INFORMATION SUPPLIED →
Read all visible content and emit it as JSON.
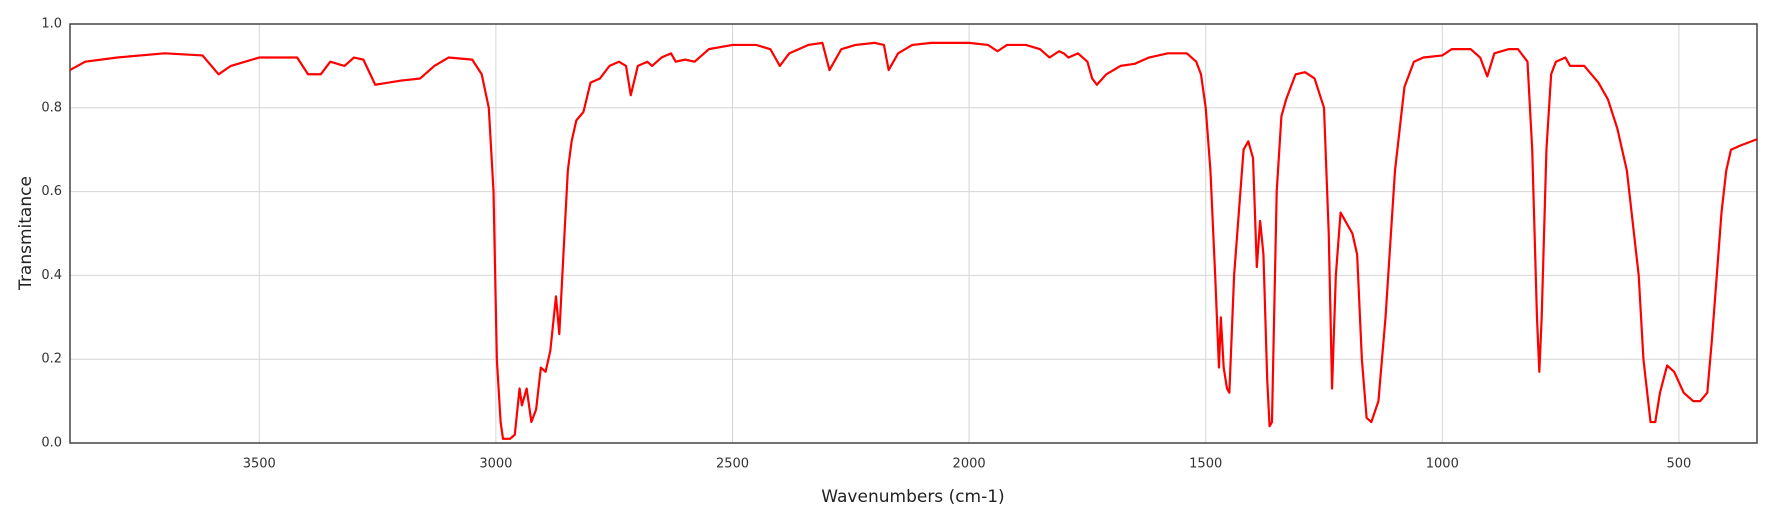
{
  "chart_data": {
    "type": "line",
    "x_label": "Wavenumbers (cm-1)",
    "y_label": "Transmitance",
    "xlim": [
      3900,
      335
    ],
    "ylim": [
      0,
      1
    ],
    "xticks": [
      3500,
      3000,
      2500,
      2000,
      1500,
      1000,
      500
    ],
    "yticks": [
      {
        "value": 0,
        "label": "0.0"
      },
      0.2,
      0.4,
      0.6,
      0.8,
      {
        "value": 1,
        "label": "1.0"
      }
    ],
    "grid": true,
    "series": [
      {
        "color": "#ff0000",
        "x": [
          3900,
          3868,
          3800,
          3700,
          3620,
          3586,
          3560,
          3500,
          3420,
          3397,
          3370,
          3350,
          3320,
          3300,
          3280,
          3255,
          3200,
          3160,
          3130,
          3100,
          3050,
          3030,
          3015,
          3005,
          2998,
          2990,
          2985,
          2970,
          2960,
          2950,
          2945,
          2935,
          2925,
          2915,
          2905,
          2895,
          2885,
          2873,
          2866,
          2855,
          2848,
          2840,
          2830,
          2815,
          2800,
          2780,
          2760,
          2740,
          2725,
          2715,
          2700,
          2680,
          2670,
          2650,
          2630,
          2620,
          2600,
          2580,
          2550,
          2500,
          2450,
          2420,
          2400,
          2380,
          2340,
          2310,
          2295,
          2270,
          2240,
          2200,
          2180,
          2170,
          2150,
          2120,
          2080,
          2000,
          1960,
          1940,
          1920,
          1880,
          1850,
          1830,
          1810,
          1800,
          1790,
          1770,
          1750,
          1740,
          1730,
          1710,
          1680,
          1650,
          1620,
          1580,
          1540,
          1520,
          1510,
          1500,
          1490,
          1480,
          1472,
          1468,
          1462,
          1455,
          1450,
          1440,
          1430,
          1420,
          1410,
          1400,
          1392,
          1385,
          1378,
          1370,
          1365,
          1360,
          1350,
          1340,
          1330,
          1310,
          1290,
          1270,
          1250,
          1240,
          1233,
          1225,
          1215,
          1205,
          1190,
          1180,
          1170,
          1160,
          1150,
          1135,
          1120,
          1100,
          1080,
          1060,
          1040,
          1000,
          980,
          940,
          920,
          905,
          890,
          860,
          840,
          820,
          810,
          800,
          795,
          790,
          780,
          770,
          760,
          740,
          730,
          700,
          670,
          650,
          630,
          610,
          600,
          585,
          575,
          560,
          550,
          540,
          525,
          510,
          490,
          470,
          455,
          440,
          430,
          420,
          410,
          400,
          390,
          370,
          335
        ],
        "values": [
          0.89,
          0.91,
          0.92,
          0.93,
          0.925,
          0.88,
          0.9,
          0.92,
          0.92,
          0.88,
          0.88,
          0.91,
          0.9,
          0.92,
          0.915,
          0.855,
          0.865,
          0.87,
          0.9,
          0.92,
          0.915,
          0.88,
          0.8,
          0.6,
          0.2,
          0.05,
          0.01,
          0.01,
          0.02,
          0.13,
          0.09,
          0.13,
          0.05,
          0.08,
          0.18,
          0.17,
          0.22,
          0.35,
          0.26,
          0.5,
          0.65,
          0.72,
          0.77,
          0.79,
          0.86,
          0.87,
          0.9,
          0.91,
          0.9,
          0.83,
          0.9,
          0.91,
          0.9,
          0.92,
          0.93,
          0.91,
          0.915,
          0.91,
          0.94,
          0.95,
          0.95,
          0.94,
          0.9,
          0.93,
          0.95,
          0.955,
          0.89,
          0.94,
          0.95,
          0.955,
          0.95,
          0.89,
          0.93,
          0.95,
          0.955,
          0.955,
          0.95,
          0.935,
          0.95,
          0.95,
          0.94,
          0.92,
          0.935,
          0.93,
          0.92,
          0.93,
          0.91,
          0.87,
          0.855,
          0.88,
          0.9,
          0.905,
          0.92,
          0.93,
          0.93,
          0.91,
          0.88,
          0.8,
          0.65,
          0.4,
          0.18,
          0.3,
          0.18,
          0.13,
          0.12,
          0.4,
          0.55,
          0.7,
          0.72,
          0.68,
          0.42,
          0.53,
          0.45,
          0.15,
          0.04,
          0.05,
          0.6,
          0.78,
          0.82,
          0.88,
          0.885,
          0.87,
          0.8,
          0.5,
          0.13,
          0.4,
          0.55,
          0.53,
          0.5,
          0.45,
          0.2,
          0.06,
          0.05,
          0.1,
          0.3,
          0.65,
          0.85,
          0.91,
          0.92,
          0.925,
          0.94,
          0.94,
          0.92,
          0.875,
          0.93,
          0.94,
          0.94,
          0.91,
          0.7,
          0.3,
          0.17,
          0.3,
          0.7,
          0.88,
          0.91,
          0.92,
          0.9,
          0.9,
          0.86,
          0.82,
          0.75,
          0.65,
          0.55,
          0.4,
          0.2,
          0.05,
          0.05,
          0.12,
          0.185,
          0.17,
          0.12,
          0.1,
          0.1,
          0.12,
          0.25,
          0.4,
          0.55,
          0.65,
          0.7,
          0.71,
          0.725
        ]
      }
    ]
  }
}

STATED PROBLEM →
Your task is to copy the entries in full and exactly, without any images.

FULL SOLUTION →
Read all visible content and emit it as JSON.
{
  "chart_data": {
    "type": "line",
    "x_label": "Wavenumbers (cm-1)",
    "y_label": "Transmitance",
    "xlim": [
      3900,
      335
    ],
    "ylim": [
      0,
      1
    ],
    "xticks": [
      3500,
      3000,
      2500,
      2000,
      1500,
      1000,
      500
    ],
    "yticks": [
      {
        "value": 0,
        "label": "0.0"
      },
      0.2,
      0.4,
      0.6,
      0.8,
      {
        "value": 1,
        "label": "1.0"
      }
    ],
    "grid": true,
    "series": [
      {
        "color": "#ff0000",
        "x": [
          3900,
          3868,
          3800,
          3700,
          3620,
          3586,
          3560,
          3500,
          3420,
          3397,
          3370,
          3350,
          3320,
          3300,
          3280,
          3255,
          3200,
          3160,
          3130,
          3100,
          3050,
          3030,
          3015,
          3005,
          2998,
          2990,
          2985,
          2970,
          2960,
          2950,
          2945,
          2935,
          2925,
          2915,
          2905,
          2895,
          2885,
          2873,
          2866,
          2855,
          2848,
          2840,
          2830,
          2815,
          2800,
          2780,
          2760,
          2740,
          2725,
          2715,
          2700,
          2680,
          2670,
          2650,
          2630,
          2620,
          2600,
          2580,
          2550,
          2500,
          2450,
          2420,
          2400,
          2380,
          2340,
          2310,
          2295,
          2270,
          2240,
          2200,
          2180,
          2170,
          2150,
          2120,
          2080,
          2000,
          1960,
          1940,
          1920,
          1880,
          1850,
          1830,
          1810,
          1800,
          1790,
          1770,
          1750,
          1740,
          1730,
          1710,
          1680,
          1650,
          1620,
          1580,
          1540,
          1520,
          1510,
          1500,
          1490,
          1480,
          1472,
          1468,
          1462,
          1455,
          1450,
          1440,
          1430,
          1420,
          1410,
          1400,
          1392,
          1385,
          1378,
          1370,
          1365,
          1360,
          1350,
          1340,
          1330,
          1310,
          1290,
          1270,
          1250,
          1240,
          1233,
          1225,
          1215,
          1205,
          1190,
          1180,
          1170,
          1160,
          1150,
          1135,
          1120,
          1100,
          1080,
          1060,
          1040,
          1000,
          980,
          940,
          920,
          905,
          890,
          860,
          840,
          820,
          810,
          800,
          795,
          790,
          780,
          770,
          760,
          740,
          730,
          700,
          670,
          650,
          630,
          610,
          600,
          585,
          575,
          560,
          550,
          540,
          525,
          510,
          490,
          470,
          455,
          440,
          430,
          420,
          410,
          400,
          390,
          370,
          335
        ],
        "values": [
          0.89,
          0.91,
          0.92,
          0.93,
          0.925,
          0.88,
          0.9,
          0.92,
          0.92,
          0.88,
          0.88,
          0.91,
          0.9,
          0.92,
          0.915,
          0.855,
          0.865,
          0.87,
          0.9,
          0.92,
          0.915,
          0.88,
          0.8,
          0.6,
          0.2,
          0.05,
          0.01,
          0.01,
          0.02,
          0.13,
          0.09,
          0.13,
          0.05,
          0.08,
          0.18,
          0.17,
          0.22,
          0.35,
          0.26,
          0.5,
          0.65,
          0.72,
          0.77,
          0.79,
          0.86,
          0.87,
          0.9,
          0.91,
          0.9,
          0.83,
          0.9,
          0.91,
          0.9,
          0.92,
          0.93,
          0.91,
          0.915,
          0.91,
          0.94,
          0.95,
          0.95,
          0.94,
          0.9,
          0.93,
          0.95,
          0.955,
          0.89,
          0.94,
          0.95,
          0.955,
          0.95,
          0.89,
          0.93,
          0.95,
          0.955,
          0.955,
          0.95,
          0.935,
          0.95,
          0.95,
          0.94,
          0.92,
          0.935,
          0.93,
          0.92,
          0.93,
          0.91,
          0.87,
          0.855,
          0.88,
          0.9,
          0.905,
          0.92,
          0.93,
          0.93,
          0.91,
          0.88,
          0.8,
          0.65,
          0.4,
          0.18,
          0.3,
          0.18,
          0.13,
          0.12,
          0.4,
          0.55,
          0.7,
          0.72,
          0.68,
          0.42,
          0.53,
          0.45,
          0.15,
          0.04,
          0.05,
          0.6,
          0.78,
          0.82,
          0.88,
          0.885,
          0.87,
          0.8,
          0.5,
          0.13,
          0.4,
          0.55,
          0.53,
          0.5,
          0.45,
          0.2,
          0.06,
          0.05,
          0.1,
          0.3,
          0.65,
          0.85,
          0.91,
          0.92,
          0.925,
          0.94,
          0.94,
          0.92,
          0.875,
          0.93,
          0.94,
          0.94,
          0.91,
          0.7,
          0.3,
          0.17,
          0.3,
          0.7,
          0.88,
          0.91,
          0.92,
          0.9,
          0.9,
          0.86,
          0.82,
          0.75,
          0.65,
          0.55,
          0.4,
          0.2,
          0.05,
          0.05,
          0.12,
          0.185,
          0.17,
          0.12,
          0.1,
          0.1,
          0.12,
          0.25,
          0.4,
          0.55,
          0.65,
          0.7,
          0.71,
          0.725
        ]
      }
    ]
  }
}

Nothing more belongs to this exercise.